Records provided.
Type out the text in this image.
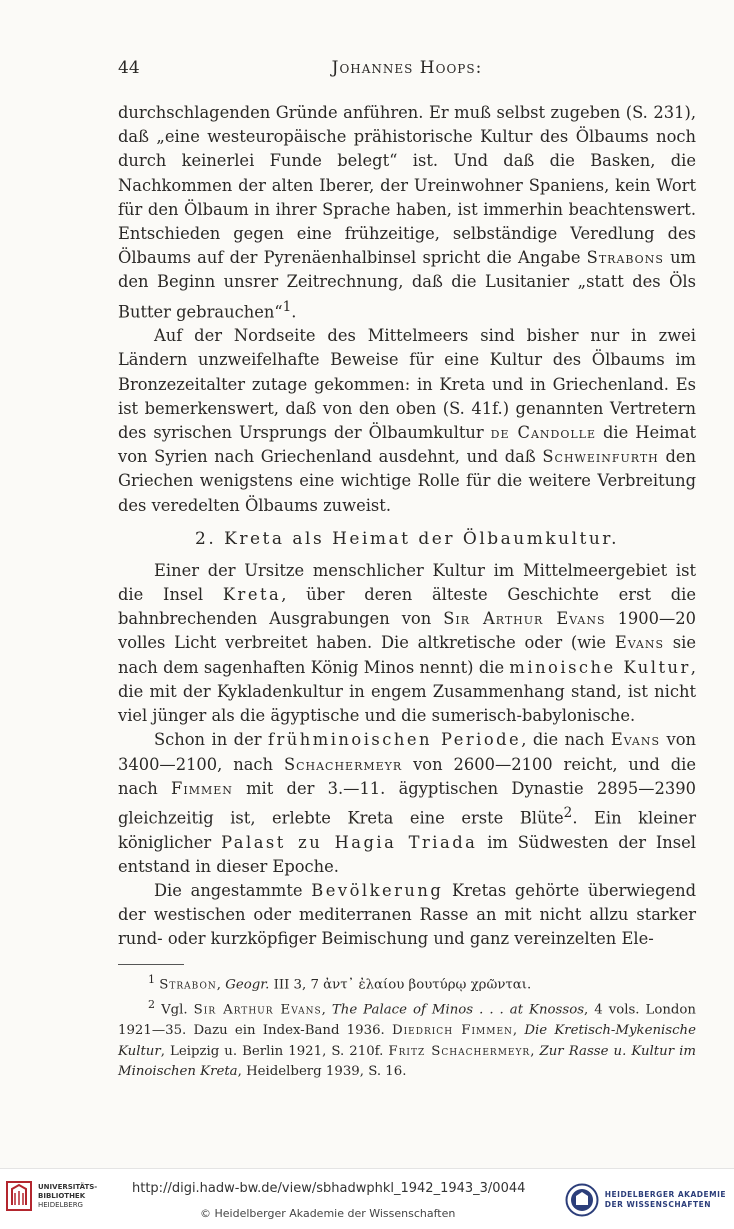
44	Johannes Hoops:

durchschlagenden Gründe anführen. Er muß selbst zugeben (S. 231), daß „eine westeuropäische prähistorische Kultur des Ölbaums noch durch keinerlei Funde belegt“ ist. Und daß die Basken, die Nachkommen der alten Iberer, der Ureinwohner Spaniens, kein Wort für den Ölbaum in ihrer Sprache haben, ist immerhin beachtenswert. Entschieden gegen eine frühzeitige, selbständige Veredlung des Ölbaums auf der Pyrenäenhalbinsel spricht die Angabe Strabons um den Beginn unsrer Zeitrechnung, daß die Lusitanier „statt des Öls Butter gebrauchen“$^1$.

Auf der Nordseite des Mittelmeers sind bisher nur in zwei Ländern unzweifelhafte Beweise für eine Kultur des Ölbaums im Bronzezeitalter zutage gekommen: in Kreta und in Griechenland. Es ist bemerkenswert, daß von den oben (S. 41f.) genannten Vertretern des syrischen Ursprungs der Ölbaumkultur de Candolle die Heimat von Syrien nach Griechenland ausdehnt, und daß Schweinfurth den Griechen wenigstens eine wichtige Rolle für die weitere Verbreitung des veredelten Ölbaums zuweist.

2. Kreta als Heimat der Ölbaumkultur.

Einer der Ursitze menschlicher Kultur im Mittelmeergebiet ist die Insel Kreta, über deren älteste Geschichte erst die bahnbrechenden Ausgrabungen von Sir Arthur Evans 1900—20 volles Licht verbreitet haben. Die altkretische oder (wie Evans sie nach dem sagenhaften König Minos nennt) die minoische Kultur, die mit der Kykladenkultur in engem Zusammenhang stand, ist nicht viel jünger als die ägyptische und die sumerisch-babylonische.

Schon in der frühminoischen Periode, die nach Evans von 3400—2100, nach Schachermeyr von 2600—2100 reicht, und die nach Fimmen mit der 3.—11. ägyptischen Dynastie 2895—2390 gleichzeitig ist, erlebte Kreta eine erste Blüte$^2$. Ein kleiner königlicher Palast zu Hagia Triada im Südwesten der Insel entstand in dieser Epoche.

Die angestammte Bevölkerung Kretas gehörte überwiegend der westischen oder mediterranen Rasse an mit nicht allzu starker rund- oder kurzköpfiger Beimischung und ganz vereinzelten Ele-

$^1$ Strabon, Geogr. III 3, 7 ἀντ᾽ ἐλαίου βουτύρῳ χρῶνται.

$^2$ Vgl. Sir Arthur Evans, The Palace of Minos . . . at Knossos, 4 vols. London 1921—35. Dazu ein Index-Band 1936. Diedrich Fimmen, Die Kretisch-Mykenische Kultur, Leipzig u. Berlin 1921, S. 210f. Fritz Schachermeyr, Zur Rasse u. Kultur im Minoischen Kreta, Heidelberg 1939, S. 16.

UNIVERSITÄTS-
BIBLIOTHEK
HEIDELBERG
http://digi.hadw-bw.de/view/sbhadwphkl_1942_1943_3/0044
© Heidelberger Akademie der Wissenschaften
HEIDELBERGER AKADEMIE
DER WISSENSCHAFTEN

Exercise objective. From the material above, reproduce everything verbatim except the pictures.

Exercise response.
Type out the text in this image.
44	Johannes Hoops:

durchschlagenden Gründe anführen. Er muß selbst zugeben (S. 231), daß „eine westeuropäische prähistorische Kultur des Ölbaums noch durch keinerlei Funde belegt“ ist. Und daß die Basken, die Nachkommen der alten Iberer, der Ureinwohner Spaniens, kein Wort für den Ölbaum in ihrer Sprache haben, ist immerhin beachtenswert. Entschieden gegen eine frühzeitige, selbständige Veredlung des Ölbaums auf der Pyrenäenhalbinsel spricht die Angabe Strabons um den Beginn unsrer Zeitrechnung, daß die Lusitanier „statt des Öls Butter gebrauchen“$^1$.

Auf der Nordseite des Mittelmeers sind bisher nur in zwei Ländern unzweifelhafte Beweise für eine Kultur des Ölbaums im Bronzezeitalter zutage gekommen: in Kreta und in Griechenland. Es ist bemerkenswert, daß von den oben (S. 41f.) genannten Vertretern des syrischen Ursprungs der Ölbaumkultur de Candolle die Heimat von Syrien nach Griechenland ausdehnt, und daß Schweinfurth den Griechen wenigstens eine wichtige Rolle für die weitere Verbreitung des veredelten Ölbaums zuweist.

2. Kreta als Heimat der Ölbaumkultur.

Einer der Ursitze menschlicher Kultur im Mittelmeergebiet ist die Insel Kreta, über deren älteste Geschichte erst die bahnbrechenden Ausgrabungen von Sir Arthur Evans 1900—20 volles Licht verbreitet haben. Die altkretische oder (wie Evans sie nach dem sagenhaften König Minos nennt) die minoische Kultur, die mit der Kykladenkultur in engem Zusammenhang stand, ist nicht viel jünger als die ägyptische und die sumerisch-babylonische.

Schon in der frühminoischen Periode, die nach Evans von 3400—2100, nach Schachermeyr von 2600—2100 reicht, und die nach Fimmen mit der 3.—11. ägyptischen Dynastie 2895—2390 gleichzeitig ist, erlebte Kreta eine erste Blüte$^2$. Ein kleiner königlicher Palast zu Hagia Triada im Südwesten der Insel entstand in dieser Epoche.

Die angestammte Bevölkerung Kretas gehörte überwiegend der westischen oder mediterranen Rasse an mit nicht allzu starker rund- oder kurzköpfiger Beimischung und ganz vereinzelten Ele-

$^1$ Strabon, Geogr. III 3, 7 ἀντ᾽ ἐλαίου βουτύρῳ χρῶνται.

$^2$ Vgl. Sir Arthur Evans, The Palace of Minos . . . at Knossos, 4 vols. London 1921—35. Dazu ein Index-Band 1936. Diedrich Fimmen, Die Kretisch-Mykenische Kultur, Leipzig u. Berlin 1921, S. 210f. Fritz Schachermeyr, Zur Rasse u. Kultur im Minoischen Kreta, Heidelberg 1939, S. 16.

UNIVERSITÄTS-
BIBLIOTHEK
HEIDELBERG
http://digi.hadw-bw.de/view/sbhadwphkl_1942_1943_3/0044
© Heidelberger Akademie der Wissenschaften
HEIDELBERGER AKADEMIE
DER WISSENSCHAFTEN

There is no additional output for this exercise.